### [RECORDS FOR THE TASK]

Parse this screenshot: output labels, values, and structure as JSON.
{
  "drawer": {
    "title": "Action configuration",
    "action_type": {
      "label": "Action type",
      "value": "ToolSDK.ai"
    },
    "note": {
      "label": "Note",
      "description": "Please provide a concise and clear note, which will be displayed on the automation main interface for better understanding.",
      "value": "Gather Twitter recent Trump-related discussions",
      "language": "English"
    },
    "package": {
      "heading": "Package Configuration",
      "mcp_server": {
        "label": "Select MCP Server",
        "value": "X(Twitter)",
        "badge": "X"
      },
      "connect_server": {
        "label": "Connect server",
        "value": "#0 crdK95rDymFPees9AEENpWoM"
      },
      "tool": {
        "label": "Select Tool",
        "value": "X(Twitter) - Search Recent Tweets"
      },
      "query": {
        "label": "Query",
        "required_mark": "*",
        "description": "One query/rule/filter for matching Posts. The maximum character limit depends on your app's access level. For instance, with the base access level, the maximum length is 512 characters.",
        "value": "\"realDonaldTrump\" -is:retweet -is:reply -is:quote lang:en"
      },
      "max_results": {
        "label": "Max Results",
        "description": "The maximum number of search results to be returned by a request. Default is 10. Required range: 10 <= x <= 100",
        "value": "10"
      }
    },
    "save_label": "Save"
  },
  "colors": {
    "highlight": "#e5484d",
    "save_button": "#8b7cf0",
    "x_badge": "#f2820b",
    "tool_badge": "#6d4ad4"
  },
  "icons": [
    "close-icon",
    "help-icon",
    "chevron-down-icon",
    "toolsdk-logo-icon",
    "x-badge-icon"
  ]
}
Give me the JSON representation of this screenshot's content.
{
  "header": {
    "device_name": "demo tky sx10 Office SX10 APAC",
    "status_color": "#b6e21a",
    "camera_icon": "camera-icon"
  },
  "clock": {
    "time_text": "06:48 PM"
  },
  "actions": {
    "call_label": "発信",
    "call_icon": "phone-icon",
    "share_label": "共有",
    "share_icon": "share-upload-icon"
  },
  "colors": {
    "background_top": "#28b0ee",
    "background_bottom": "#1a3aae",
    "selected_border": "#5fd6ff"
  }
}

### [DIRECTION]
Write out all the records above again, exactly as they stand.

### [EXPECTED ANSWER]
Parse this screenshot: output labels, values, and structure as JSON.
{
  "drawer": {
    "title": "Action configuration",
    "action_type": {
      "label": "Action type",
      "value": "ToolSDK.ai"
    },
    "note": {
      "label": "Note",
      "description": "Please provide a concise and clear note, which will be displayed on the automation main interface for better understanding.",
      "value": "Gather Twitter recent Trump-related discussions",
      "language": "English"
    },
    "package": {
      "heading": "Package Configuration",
      "mcp_server": {
        "label": "Select MCP Server",
        "value": "X(Twitter)",
        "badge": "X"
      },
      "connect_server": {
        "label": "Connect server",
        "value": "#0 crdK95rDymFPees9AEENpWoM"
      },
      "tool": {
        "label": "Select Tool",
        "value": "X(Twitter) - Search Recent Tweets"
      },
      "query": {
        "label": "Query",
        "required_mark": "*",
        "description": "One query/rule/filter for matching Posts. The maximum character limit depends on your app's access level. For instance, with the base access level, the maximum length is 512 characters.",
        "value": "\"realDonaldTrump\" -is:retweet -is:reply -is:quote lang:en"
      },
      "max_results": {
        "label": "Max Results",
        "description": "The maximum number of search results to be returned by a request. Default is 10. Required range: 10 <= x <= 100",
        "value": "10"
      }
    },
    "save_label": "Save"
  },
  "colors": {
    "highlight": "#e5484d",
    "save_button": "#8b7cf0",
    "x_badge": "#f2820b",
    "tool_badge": "#6d4ad4"
  },
  "icons": [
    "close-icon",
    "help-icon",
    "chevron-down-icon",
    "toolsdk-logo-icon",
    "x-badge-icon"
  ]
}
Give me the JSON representation of this screenshot's content.
{
  "header": {
    "device_name": "demo tky sx10 Office SX10 APAC",
    "status_color": "#b6e21a",
    "camera_icon": "camera-icon"
  },
  "clock": {
    "time_text": "06:48 PM"
  },
  "actions": {
    "call_label": "発信",
    "call_icon": "phone-icon",
    "share_label": "共有",
    "share_icon": "share-upload-icon"
  },
  "colors": {
    "background_top": "#28b0ee",
    "background_bottom": "#1a3aae",
    "selected_border": "#5fd6ff"
  }
}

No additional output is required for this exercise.